» **RECORDS SHOWN**
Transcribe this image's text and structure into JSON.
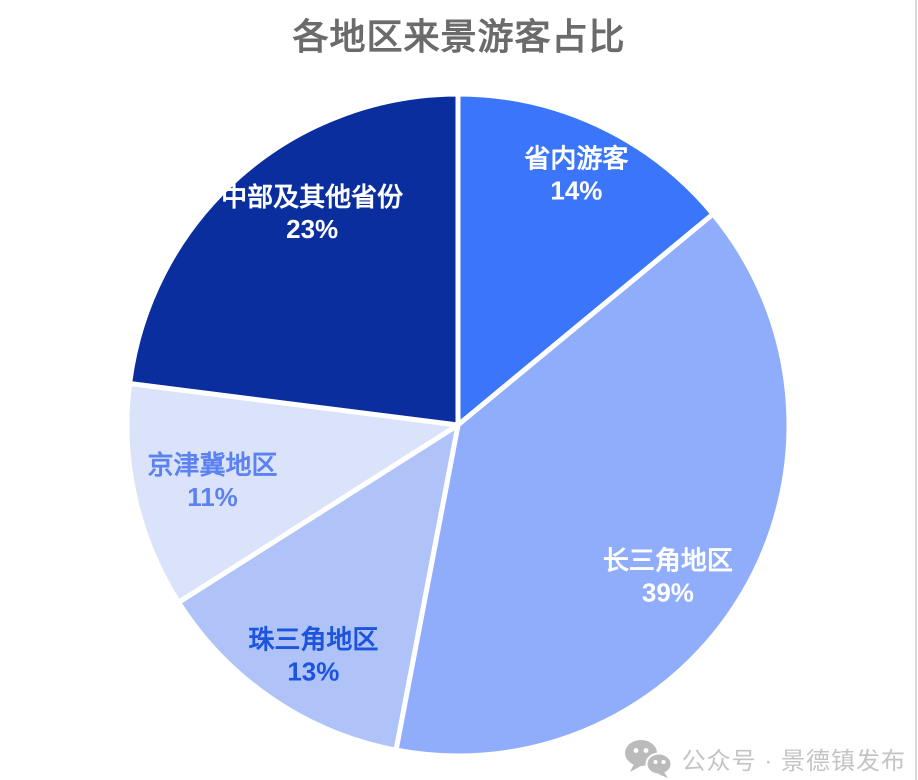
{
  "page": {
    "background": "#ffffff",
    "scroll_line_color": "#d9d9d9"
  },
  "title": {
    "text": "各地区来景游客占比",
    "color": "#6b6b6b"
  },
  "chart_data": {
    "type": "pie",
    "title": "各地区来景游客占比",
    "unit": "%",
    "direction": "clockwise",
    "start_angle_deg": 0,
    "legend": "none",
    "labels_inside": true,
    "slice_border_color": "#ffffff",
    "slices": [
      {
        "label": "省内游客",
        "value": 14,
        "display": "14%",
        "color": "#3b76fa",
        "label_color": "#ffffff"
      },
      {
        "label": "长三角地区",
        "value": 39,
        "display": "39%",
        "color": "#8fadfa",
        "label_color": "#ffffff"
      },
      {
        "label": "珠三角地区",
        "value": 13,
        "display": "13%",
        "color": "#afc3f8",
        "label_color": "#1d54de"
      },
      {
        "label": "京津冀地区",
        "value": 11,
        "display": "11%",
        "color": "#dbe3fb",
        "label_color": "#5b82f0"
      },
      {
        "label": "中部及其他省份",
        "value": 23,
        "display": "23%",
        "color": "#0a2e9e",
        "label_color": "#ffffff"
      }
    ]
  },
  "watermark": {
    "icon": "wechat-icon",
    "text": "公众号 · 景德镇发布",
    "color": "#c4c4c4",
    "icon_color": "#bbbbbb"
  }
}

» **WORK TO COMPLETE**
Write out every entry again word for word, without any of the pictures.

» **FULL ANSWER**
Transcribe this image's text and structure into JSON.
{
  "page": {
    "background": "#ffffff",
    "scroll_line_color": "#d9d9d9"
  },
  "title": {
    "text": "各地区来景游客占比",
    "color": "#6b6b6b"
  },
  "chart_data": {
    "type": "pie",
    "title": "各地区来景游客占比",
    "unit": "%",
    "direction": "clockwise",
    "start_angle_deg": 0,
    "legend": "none",
    "labels_inside": true,
    "slice_border_color": "#ffffff",
    "slices": [
      {
        "label": "省内游客",
        "value": 14,
        "display": "14%",
        "color": "#3b76fa",
        "label_color": "#ffffff"
      },
      {
        "label": "长三角地区",
        "value": 39,
        "display": "39%",
        "color": "#8fadfa",
        "label_color": "#ffffff"
      },
      {
        "label": "珠三角地区",
        "value": 13,
        "display": "13%",
        "color": "#afc3f8",
        "label_color": "#1d54de"
      },
      {
        "label": "京津冀地区",
        "value": 11,
        "display": "11%",
        "color": "#dbe3fb",
        "label_color": "#5b82f0"
      },
      {
        "label": "中部及其他省份",
        "value": 23,
        "display": "23%",
        "color": "#0a2e9e",
        "label_color": "#ffffff"
      }
    ]
  },
  "watermark": {
    "icon": "wechat-icon",
    "text": "公众号 · 景德镇发布",
    "color": "#c4c4c4",
    "icon_color": "#bbbbbb"
  }
}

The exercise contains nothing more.